Given problem ->
Output every record word for word.

***** Source material

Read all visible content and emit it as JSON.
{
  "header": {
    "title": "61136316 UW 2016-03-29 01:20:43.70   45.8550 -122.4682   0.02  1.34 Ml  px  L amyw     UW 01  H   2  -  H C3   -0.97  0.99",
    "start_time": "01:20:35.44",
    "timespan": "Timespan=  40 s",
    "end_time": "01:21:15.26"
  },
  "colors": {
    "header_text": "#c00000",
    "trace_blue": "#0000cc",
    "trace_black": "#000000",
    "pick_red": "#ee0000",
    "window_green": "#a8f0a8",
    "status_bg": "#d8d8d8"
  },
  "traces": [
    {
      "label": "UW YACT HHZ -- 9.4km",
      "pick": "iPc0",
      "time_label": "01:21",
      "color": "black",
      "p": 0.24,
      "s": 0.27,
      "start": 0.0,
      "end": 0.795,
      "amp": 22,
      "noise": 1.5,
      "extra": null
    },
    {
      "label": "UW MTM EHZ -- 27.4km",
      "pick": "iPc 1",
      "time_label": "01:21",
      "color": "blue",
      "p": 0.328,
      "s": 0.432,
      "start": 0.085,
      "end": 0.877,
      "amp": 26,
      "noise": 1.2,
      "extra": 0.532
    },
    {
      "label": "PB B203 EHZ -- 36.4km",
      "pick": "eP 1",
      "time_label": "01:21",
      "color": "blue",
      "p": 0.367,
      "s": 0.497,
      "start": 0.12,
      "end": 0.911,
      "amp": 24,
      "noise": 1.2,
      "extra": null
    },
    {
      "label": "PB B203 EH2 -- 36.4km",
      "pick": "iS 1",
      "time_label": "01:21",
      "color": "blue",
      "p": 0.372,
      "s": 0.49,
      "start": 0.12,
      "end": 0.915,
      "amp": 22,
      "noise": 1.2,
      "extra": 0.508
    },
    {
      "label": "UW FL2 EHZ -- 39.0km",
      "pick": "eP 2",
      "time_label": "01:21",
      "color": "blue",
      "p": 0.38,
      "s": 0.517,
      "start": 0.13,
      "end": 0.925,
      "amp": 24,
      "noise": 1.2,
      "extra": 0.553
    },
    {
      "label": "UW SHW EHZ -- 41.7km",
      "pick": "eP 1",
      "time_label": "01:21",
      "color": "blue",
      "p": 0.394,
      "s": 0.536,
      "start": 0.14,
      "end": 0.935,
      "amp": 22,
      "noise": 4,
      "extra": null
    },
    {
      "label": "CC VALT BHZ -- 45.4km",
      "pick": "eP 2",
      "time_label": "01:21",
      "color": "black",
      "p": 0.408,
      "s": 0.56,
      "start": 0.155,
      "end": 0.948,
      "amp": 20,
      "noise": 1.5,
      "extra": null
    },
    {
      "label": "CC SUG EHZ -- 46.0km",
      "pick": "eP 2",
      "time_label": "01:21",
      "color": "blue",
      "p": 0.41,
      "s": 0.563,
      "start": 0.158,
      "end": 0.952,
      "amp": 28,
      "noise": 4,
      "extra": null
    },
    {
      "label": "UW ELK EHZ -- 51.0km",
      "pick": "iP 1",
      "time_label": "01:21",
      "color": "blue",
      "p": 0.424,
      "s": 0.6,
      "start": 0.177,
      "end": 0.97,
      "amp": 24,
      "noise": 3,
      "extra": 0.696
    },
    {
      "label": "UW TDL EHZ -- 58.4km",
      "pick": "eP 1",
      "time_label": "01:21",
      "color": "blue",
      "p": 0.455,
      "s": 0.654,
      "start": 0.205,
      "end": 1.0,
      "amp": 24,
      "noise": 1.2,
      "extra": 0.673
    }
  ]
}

**********

Finished task ->
Read all visible content and emit it as JSON.
{
  "header": {
    "title": "61136316 UW 2016-03-29 01:20:43.70   45.8550 -122.4682   0.02  1.34 Ml  px  L amyw     UW 01  H   2  -  H C3   -0.97  0.99",
    "start_time": "01:20:35.44",
    "timespan": "Timespan=  40 s",
    "end_time": "01:21:15.26"
  },
  "colors": {
    "header_text": "#c00000",
    "trace_blue": "#0000cc",
    "trace_black": "#000000",
    "pick_red": "#ee0000",
    "window_green": "#a8f0a8",
    "status_bg": "#d8d8d8"
  },
  "traces": [
    {
      "label": "UW YACT HHZ -- 9.4km",
      "pick": "iPc0",
      "time_label": "01:21",
      "color": "black",
      "p": 0.24,
      "s": 0.27,
      "start": 0.0,
      "end": 0.795,
      "amp": 22,
      "noise": 1.5,
      "extra": null
    },
    {
      "label": "UW MTM EHZ -- 27.4km",
      "pick": "iPc 1",
      "time_label": "01:21",
      "color": "blue",
      "p": 0.328,
      "s": 0.432,
      "start": 0.085,
      "end": 0.877,
      "amp": 26,
      "noise": 1.2,
      "extra": 0.532
    },
    {
      "label": "PB B203 EHZ -- 36.4km",
      "pick": "eP 1",
      "time_label": "01:21",
      "color": "blue",
      "p": 0.367,
      "s": 0.497,
      "start": 0.12,
      "end": 0.911,
      "amp": 24,
      "noise": 1.2,
      "extra": null
    },
    {
      "label": "PB B203 EH2 -- 36.4km",
      "pick": "iS 1",
      "time_label": "01:21",
      "color": "blue",
      "p": 0.372,
      "s": 0.49,
      "start": 0.12,
      "end": 0.915,
      "amp": 22,
      "noise": 1.2,
      "extra": 0.508
    },
    {
      "label": "UW FL2 EHZ -- 39.0km",
      "pick": "eP 2",
      "time_label": "01:21",
      "color": "blue",
      "p": 0.38,
      "s": 0.517,
      "start": 0.13,
      "end": 0.925,
      "amp": 24,
      "noise": 1.2,
      "extra": 0.553
    },
    {
      "label": "UW SHW EHZ -- 41.7km",
      "pick": "eP 1",
      "time_label": "01:21",
      "color": "blue",
      "p": 0.394,
      "s": 0.536,
      "start": 0.14,
      "end": 0.935,
      "amp": 22,
      "noise": 4,
      "extra": null
    },
    {
      "label": "CC VALT BHZ -- 45.4km",
      "pick": "eP 2",
      "time_label": "01:21",
      "color": "black",
      "p": 0.408,
      "s": 0.56,
      "start": 0.155,
      "end": 0.948,
      "amp": 20,
      "noise": 1.5,
      "extra": null
    },
    {
      "label": "CC SUG EHZ -- 46.0km",
      "pick": "eP 2",
      "time_label": "01:21",
      "color": "blue",
      "p": 0.41,
      "s": 0.563,
      "start": 0.158,
      "end": 0.952,
      "amp": 28,
      "noise": 4,
      "extra": null
    },
    {
      "label": "UW ELK EHZ -- 51.0km",
      "pick": "iP 1",
      "time_label": "01:21",
      "color": "blue",
      "p": 0.424,
      "s": 0.6,
      "start": 0.177,
      "end": 0.97,
      "amp": 24,
      "noise": 3,
      "extra": 0.696
    },
    {
      "label": "UW TDL EHZ -- 58.4km",
      "pick": "eP 1",
      "time_label": "01:21",
      "color": "blue",
      "p": 0.455,
      "s": 0.654,
      "start": 0.205,
      "end": 1.0,
      "amp": 24,
      "noise": 1.2,
      "extra": 0.673
    }
  ]
}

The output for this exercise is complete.